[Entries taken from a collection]
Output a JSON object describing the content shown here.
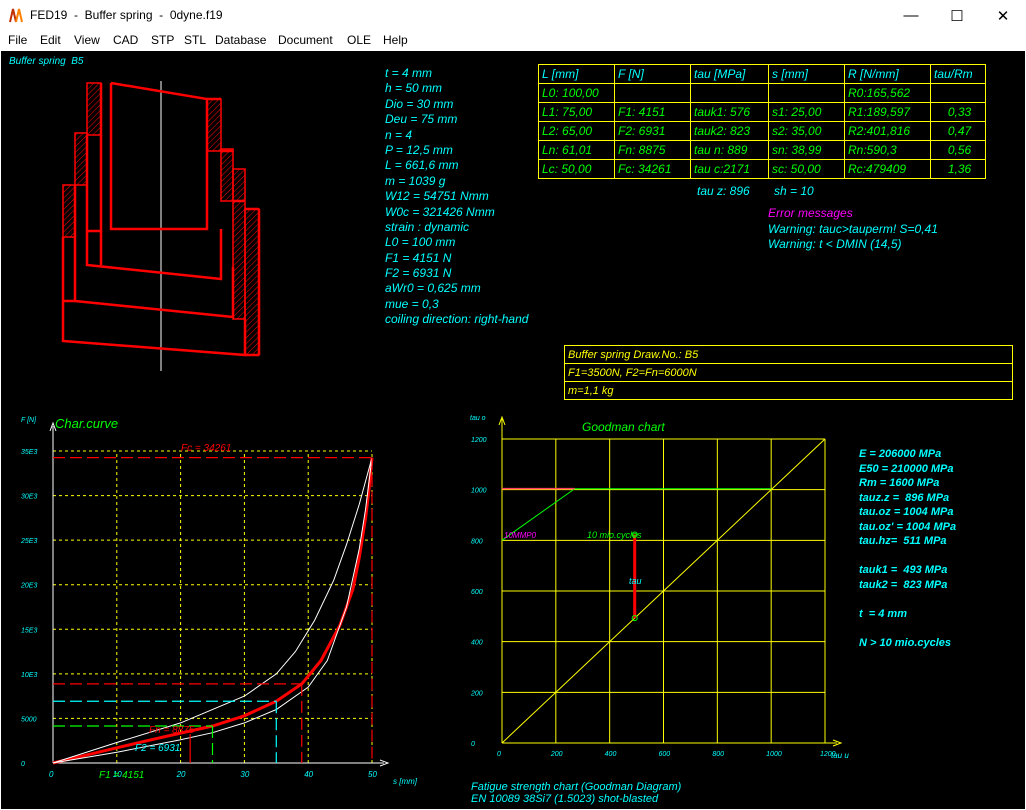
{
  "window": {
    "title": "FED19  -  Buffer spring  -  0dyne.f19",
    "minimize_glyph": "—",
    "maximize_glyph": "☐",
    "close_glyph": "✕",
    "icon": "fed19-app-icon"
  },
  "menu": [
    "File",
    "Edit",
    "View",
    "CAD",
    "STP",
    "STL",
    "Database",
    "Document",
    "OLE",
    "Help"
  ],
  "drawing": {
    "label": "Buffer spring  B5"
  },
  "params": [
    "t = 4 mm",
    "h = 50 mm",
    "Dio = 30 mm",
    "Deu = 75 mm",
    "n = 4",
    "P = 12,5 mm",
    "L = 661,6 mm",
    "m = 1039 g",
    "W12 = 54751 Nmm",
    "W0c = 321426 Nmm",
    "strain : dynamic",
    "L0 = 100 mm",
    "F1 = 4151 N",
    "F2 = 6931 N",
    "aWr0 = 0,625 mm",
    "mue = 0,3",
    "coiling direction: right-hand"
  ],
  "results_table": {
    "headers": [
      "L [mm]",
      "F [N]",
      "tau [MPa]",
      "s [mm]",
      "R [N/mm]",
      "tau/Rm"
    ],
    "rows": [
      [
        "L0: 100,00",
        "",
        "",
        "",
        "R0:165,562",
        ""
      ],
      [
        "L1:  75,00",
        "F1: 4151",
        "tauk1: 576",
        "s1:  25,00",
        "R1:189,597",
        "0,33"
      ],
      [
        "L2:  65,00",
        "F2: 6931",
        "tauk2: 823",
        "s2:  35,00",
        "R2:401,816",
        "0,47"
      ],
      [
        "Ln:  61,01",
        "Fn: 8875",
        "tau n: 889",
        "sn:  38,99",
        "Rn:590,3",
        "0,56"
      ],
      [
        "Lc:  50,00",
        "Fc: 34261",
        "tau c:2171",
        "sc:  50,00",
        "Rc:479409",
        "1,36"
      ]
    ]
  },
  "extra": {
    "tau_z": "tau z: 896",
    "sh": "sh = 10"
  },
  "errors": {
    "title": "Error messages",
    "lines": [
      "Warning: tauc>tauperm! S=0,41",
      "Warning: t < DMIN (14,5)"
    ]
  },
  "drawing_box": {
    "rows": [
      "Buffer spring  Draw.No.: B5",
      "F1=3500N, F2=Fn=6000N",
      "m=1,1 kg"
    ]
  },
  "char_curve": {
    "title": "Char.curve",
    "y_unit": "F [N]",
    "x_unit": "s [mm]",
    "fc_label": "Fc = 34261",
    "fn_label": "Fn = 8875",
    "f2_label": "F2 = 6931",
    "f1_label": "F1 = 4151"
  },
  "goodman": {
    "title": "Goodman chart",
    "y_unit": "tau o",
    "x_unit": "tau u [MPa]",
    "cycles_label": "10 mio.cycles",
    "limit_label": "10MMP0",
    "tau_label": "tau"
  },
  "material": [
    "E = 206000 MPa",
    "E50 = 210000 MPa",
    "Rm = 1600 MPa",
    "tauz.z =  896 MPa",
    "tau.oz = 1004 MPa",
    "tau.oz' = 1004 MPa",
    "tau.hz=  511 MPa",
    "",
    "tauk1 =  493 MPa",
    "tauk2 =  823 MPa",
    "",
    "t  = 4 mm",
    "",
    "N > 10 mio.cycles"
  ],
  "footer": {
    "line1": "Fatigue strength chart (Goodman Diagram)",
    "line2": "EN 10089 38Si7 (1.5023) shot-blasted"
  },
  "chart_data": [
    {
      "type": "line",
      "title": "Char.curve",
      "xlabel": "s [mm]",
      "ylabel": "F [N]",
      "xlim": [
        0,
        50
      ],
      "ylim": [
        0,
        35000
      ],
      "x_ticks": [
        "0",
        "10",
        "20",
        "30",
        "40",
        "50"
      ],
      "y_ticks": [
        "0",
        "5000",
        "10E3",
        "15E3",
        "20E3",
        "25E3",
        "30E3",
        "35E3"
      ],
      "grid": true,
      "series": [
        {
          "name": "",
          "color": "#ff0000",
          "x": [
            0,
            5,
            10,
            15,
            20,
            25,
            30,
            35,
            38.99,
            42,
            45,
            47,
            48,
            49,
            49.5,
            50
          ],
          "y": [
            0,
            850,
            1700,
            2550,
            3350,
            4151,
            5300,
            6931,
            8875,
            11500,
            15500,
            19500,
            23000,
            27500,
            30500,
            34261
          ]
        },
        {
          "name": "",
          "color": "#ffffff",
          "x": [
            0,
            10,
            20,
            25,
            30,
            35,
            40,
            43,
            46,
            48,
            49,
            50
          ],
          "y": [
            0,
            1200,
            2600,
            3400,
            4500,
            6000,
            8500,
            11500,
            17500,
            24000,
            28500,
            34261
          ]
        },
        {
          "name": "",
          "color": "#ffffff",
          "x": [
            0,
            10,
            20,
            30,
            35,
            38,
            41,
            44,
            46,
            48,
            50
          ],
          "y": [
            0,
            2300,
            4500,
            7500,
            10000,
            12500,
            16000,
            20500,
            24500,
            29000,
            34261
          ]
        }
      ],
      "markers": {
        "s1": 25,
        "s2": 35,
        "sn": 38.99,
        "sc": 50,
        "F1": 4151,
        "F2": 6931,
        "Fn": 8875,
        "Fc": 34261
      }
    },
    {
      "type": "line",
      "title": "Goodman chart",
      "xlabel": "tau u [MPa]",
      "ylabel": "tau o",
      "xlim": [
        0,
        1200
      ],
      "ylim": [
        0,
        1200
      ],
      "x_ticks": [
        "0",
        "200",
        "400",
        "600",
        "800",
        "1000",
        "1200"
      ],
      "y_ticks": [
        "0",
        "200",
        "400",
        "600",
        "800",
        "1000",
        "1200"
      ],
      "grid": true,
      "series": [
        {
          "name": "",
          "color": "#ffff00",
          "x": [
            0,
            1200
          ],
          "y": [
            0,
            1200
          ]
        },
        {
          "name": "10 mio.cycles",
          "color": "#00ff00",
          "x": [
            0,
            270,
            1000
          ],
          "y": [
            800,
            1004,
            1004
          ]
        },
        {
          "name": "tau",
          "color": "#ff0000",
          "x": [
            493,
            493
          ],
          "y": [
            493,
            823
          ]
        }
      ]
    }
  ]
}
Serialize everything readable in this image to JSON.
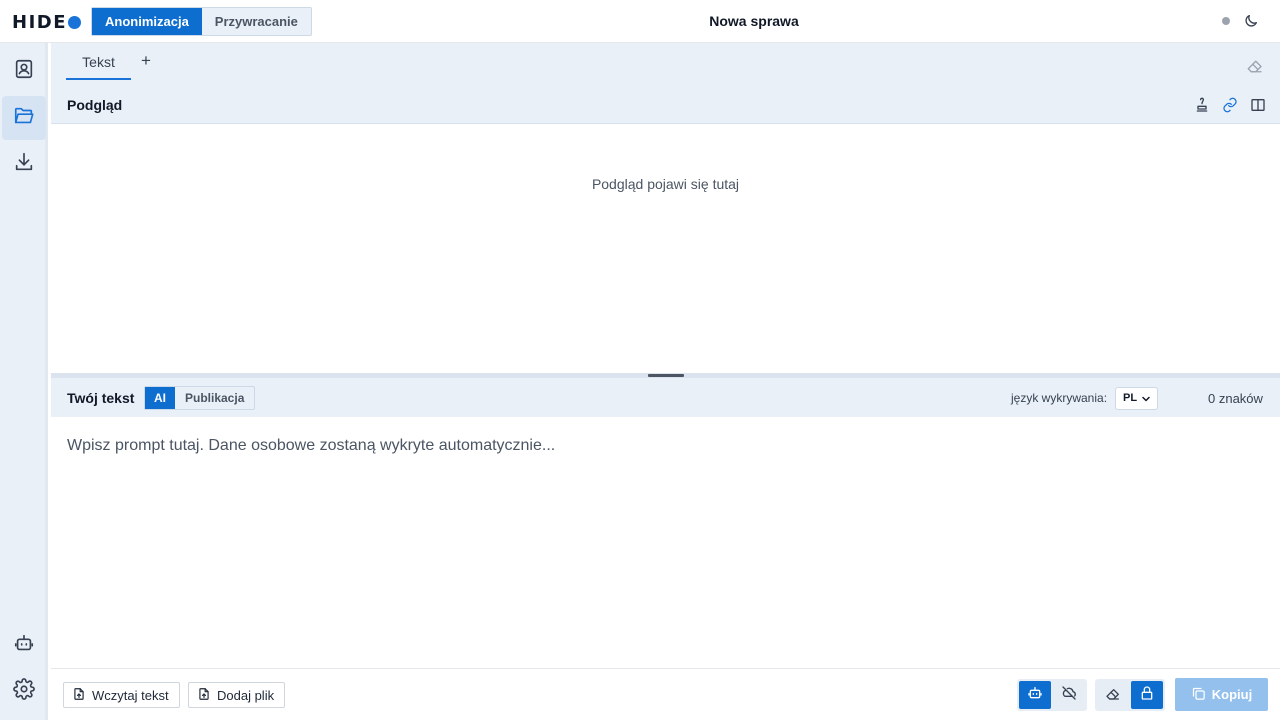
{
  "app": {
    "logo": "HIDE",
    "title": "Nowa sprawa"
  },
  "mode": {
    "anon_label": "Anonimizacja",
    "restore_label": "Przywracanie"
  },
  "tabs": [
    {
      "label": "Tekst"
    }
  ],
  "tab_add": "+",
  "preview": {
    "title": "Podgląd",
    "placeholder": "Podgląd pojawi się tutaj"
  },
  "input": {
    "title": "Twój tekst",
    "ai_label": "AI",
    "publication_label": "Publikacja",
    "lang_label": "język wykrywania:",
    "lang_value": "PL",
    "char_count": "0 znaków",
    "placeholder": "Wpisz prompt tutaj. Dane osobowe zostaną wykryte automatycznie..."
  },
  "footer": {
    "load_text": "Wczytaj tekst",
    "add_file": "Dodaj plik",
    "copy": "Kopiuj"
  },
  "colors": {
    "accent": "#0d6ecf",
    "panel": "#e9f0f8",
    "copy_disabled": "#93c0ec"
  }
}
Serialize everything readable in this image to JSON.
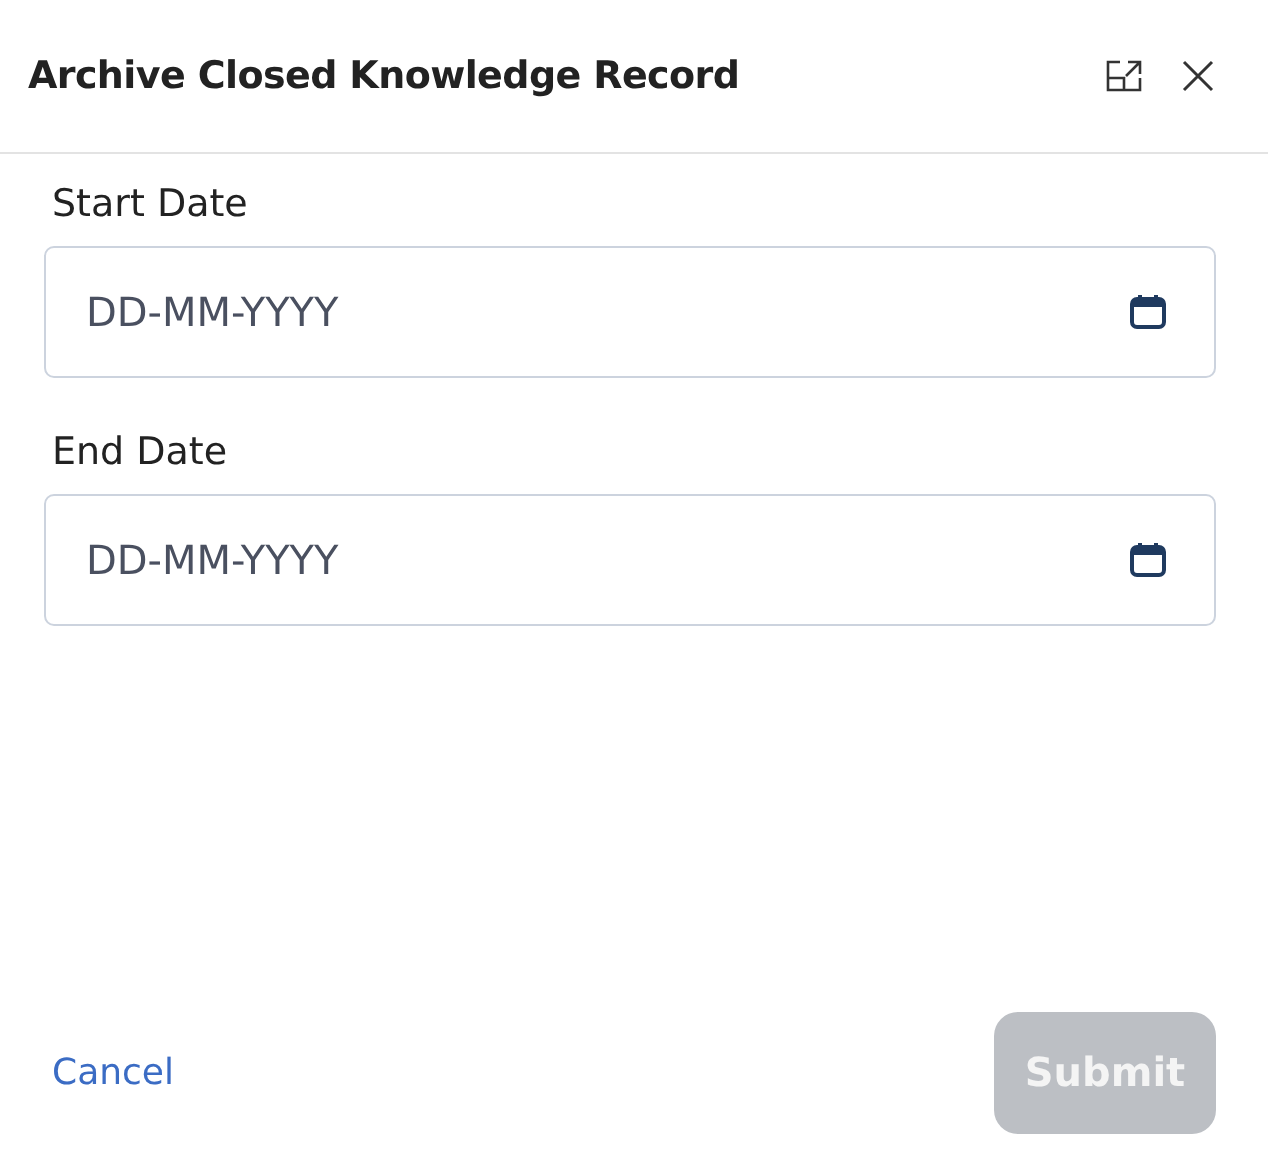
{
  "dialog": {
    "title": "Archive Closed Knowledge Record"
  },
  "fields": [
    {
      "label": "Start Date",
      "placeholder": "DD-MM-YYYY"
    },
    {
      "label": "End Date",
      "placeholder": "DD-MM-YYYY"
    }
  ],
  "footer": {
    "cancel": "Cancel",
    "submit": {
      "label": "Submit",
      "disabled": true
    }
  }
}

* [Stated task] Restate the whole listing above exactly, please, omitting every image.

* [Correct answer]
Output a JSON object describing the content shown here.
{
  "window": {
    "title": "FED19  -  Buffer spring  -  0dyne.f19",
    "minimize_glyph": "—",
    "maximize_glyph": "☐",
    "close_glyph": "✕",
    "icon": "fed19-app-icon"
  },
  "menu": [
    "File",
    "Edit",
    "View",
    "CAD",
    "STP",
    "STL",
    "Database",
    "Document",
    "OLE",
    "Help"
  ],
  "drawing": {
    "label": "Buffer spring  B5"
  },
  "params": [
    "t = 4 mm",
    "h = 50 mm",
    "Dio = 30 mm",
    "Deu = 75 mm",
    "n = 4",
    "P = 12,5 mm",
    "L = 661,6 mm",
    "m = 1039 g",
    "W12 = 54751 Nmm",
    "W0c = 321426 Nmm",
    "strain : dynamic",
    "L0 = 100 mm",
    "F1 = 4151 N",
    "F2 = 6931 N",
    "aWr0 = 0,625 mm",
    "mue = 0,3",
    "coiling direction: right-hand"
  ],
  "results_table": {
    "headers": [
      "L [mm]",
      "F [N]",
      "tau [MPa]",
      "s [mm]",
      "R [N/mm]",
      "tau/Rm"
    ],
    "rows": [
      [
        "L0: 100,00",
        "",
        "",
        "",
        "R0:165,562",
        ""
      ],
      [
        "L1:  75,00",
        "F1: 4151",
        "tauk1: 576",
        "s1:  25,00",
        "R1:189,597",
        "0,33"
      ],
      [
        "L2:  65,00",
        "F2: 6931",
        "tauk2: 823",
        "s2:  35,00",
        "R2:401,816",
        "0,47"
      ],
      [
        "Ln:  61,01",
        "Fn: 8875",
        "tau n: 889",
        "sn:  38,99",
        "Rn:590,3",
        "0,56"
      ],
      [
        "Lc:  50,00",
        "Fc: 34261",
        "tau c:2171",
        "sc:  50,00",
        "Rc:479409",
        "1,36"
      ]
    ]
  },
  "extra": {
    "tau_z": "tau z: 896",
    "sh": "sh = 10"
  },
  "errors": {
    "title": "Error messages",
    "lines": [
      "Warning: tauc>tauperm! S=0,41",
      "Warning: t < DMIN (14,5)"
    ]
  },
  "drawing_box": {
    "rows": [
      "Buffer spring  Draw.No.: B5",
      "F1=3500N, F2=Fn=6000N",
      "m=1,1 kg"
    ]
  },
  "char_curve": {
    "title": "Char.curve",
    "y_unit": "F [N]",
    "x_unit": "s [mm]",
    "fc_label": "Fc = 34261",
    "fn_label": "Fn = 8875",
    "f2_label": "F2 = 6931",
    "f1_label": "F1 = 4151"
  },
  "goodman": {
    "title": "Goodman chart",
    "y_unit": "tau o",
    "x_unit": "tau u [MPa]",
    "cycles_label": "10 mio.cycles",
    "limit_label": "10MMP0",
    "tau_label": "tau"
  },
  "material": [
    "E = 206000 MPa",
    "E50 = 210000 MPa",
    "Rm = 1600 MPa",
    "tauz.z =  896 MPa",
    "tau.oz = 1004 MPa",
    "tau.oz' = 1004 MPa",
    "tau.hz=  511 MPa",
    "",
    "tauk1 =  493 MPa",
    "tauk2 =  823 MPa",
    "",
    "t  = 4 mm",
    "",
    "N > 10 mio.cycles"
  ],
  "footer": {
    "line1": "Fatigue strength chart (Goodman Diagram)",
    "line2": "EN 10089 38Si7 (1.5023) shot-blasted"
  },
  "chart_data": [
    {
      "type": "line",
      "title": "Char.curve",
      "xlabel": "s [mm]",
      "ylabel": "F [N]",
      "xlim": [
        0,
        50
      ],
      "ylim": [
        0,
        35000
      ],
      "x_ticks": [
        "0",
        "10",
        "20",
        "30",
        "40",
        "50"
      ],
      "y_ticks": [
        "0",
        "5000",
        "10E3",
        "15E3",
        "20E3",
        "25E3",
        "30E3",
        "35E3"
      ],
      "grid": true,
      "series": [
        {
          "name": "",
          "color": "#ff0000",
          "x": [
            0,
            5,
            10,
            15,
            20,
            25,
            30,
            35,
            38.99,
            42,
            45,
            47,
            48,
            49,
            49.5,
            50
          ],
          "y": [
            0,
            850,
            1700,
            2550,
            3350,
            4151,
            5300,
            6931,
            8875,
            11500,
            15500,
            19500,
            23000,
            27500,
            30500,
            34261
          ]
        },
        {
          "name": "",
          "color": "#ffffff",
          "x": [
            0,
            10,
            20,
            25,
            30,
            35,
            40,
            43,
            46,
            48,
            49,
            50
          ],
          "y": [
            0,
            1200,
            2600,
            3400,
            4500,
            6000,
            8500,
            11500,
            17500,
            24000,
            28500,
            34261
          ]
        },
        {
          "name": "",
          "color": "#ffffff",
          "x": [
            0,
            10,
            20,
            30,
            35,
            38,
            41,
            44,
            46,
            48,
            50
          ],
          "y": [
            0,
            2300,
            4500,
            7500,
            10000,
            12500,
            16000,
            20500,
            24500,
            29000,
            34261
          ]
        }
      ],
      "markers": {
        "s1": 25,
        "s2": 35,
        "sn": 38.99,
        "sc": 50,
        "F1": 4151,
        "F2": 6931,
        "Fn": 8875,
        "Fc": 34261
      }
    },
    {
      "type": "line",
      "title": "Goodman chart",
      "xlabel": "tau u [MPa]",
      "ylabel": "tau o",
      "xlim": [
        0,
        1200
      ],
      "ylim": [
        0,
        1200
      ],
      "x_ticks": [
        "0",
        "200",
        "400",
        "600",
        "800",
        "1000",
        "1200"
      ],
      "y_ticks": [
        "0",
        "200",
        "400",
        "600",
        "800",
        "1000",
        "1200"
      ],
      "grid": true,
      "series": [
        {
          "name": "",
          "color": "#ffff00",
          "x": [
            0,
            1200
          ],
          "y": [
            0,
            1200
          ]
        },
        {
          "name": "10 mio.cycles",
          "color": "#00ff00",
          "x": [
            0,
            270,
            1000
          ],
          "y": [
            800,
            1004,
            1004
          ]
        },
        {
          "name": "tau",
          "color": "#ff0000",
          "x": [
            493,
            493
          ],
          "y": [
            493,
            823
          ]
        }
      ]
    }
  ]
}
Serialize everything readable in this image to JSON.
{
  "app": {
    "logo": "HIDE",
    "title": "Nowa sprawa"
  },
  "mode": {
    "anon_label": "Anonimizacja",
    "restore_label": "Przywracanie"
  },
  "tabs": [
    {
      "label": "Tekst"
    }
  ],
  "tab_add": "+",
  "preview": {
    "title": "Podgląd",
    "placeholder": "Podgląd pojawi się tutaj"
  },
  "input": {
    "title": "Twój tekst",
    "ai_label": "AI",
    "publication_label": "Publikacja",
    "lang_label": "język wykrywania:",
    "lang_value": "PL",
    "char_count": "0 znaków",
    "placeholder": "Wpisz prompt tutaj. Dane osobowe zostaną wykryte automatycznie..."
  },
  "footer": {
    "load_text": "Wczytaj tekst",
    "add_file": "Dodaj plik",
    "copy": "Kopiuj"
  },
  "colors": {
    "accent": "#0d6ecf",
    "panel": "#e9f0f8",
    "copy_disabled": "#93c0ec"
  }
}
Serialize everything readable in this image to JSON.
{
  "dialog": {
    "title": "Archive Closed Knowledge Record"
  },
  "fields": [
    {
      "label": "Start Date",
      "placeholder": "DD-MM-YYYY"
    },
    {
      "label": "End Date",
      "placeholder": "DD-MM-YYYY"
    }
  ],
  "footer": {
    "cancel": "Cancel",
    "submit": {
      "label": "Submit",
      "disabled": true
    }
  }
}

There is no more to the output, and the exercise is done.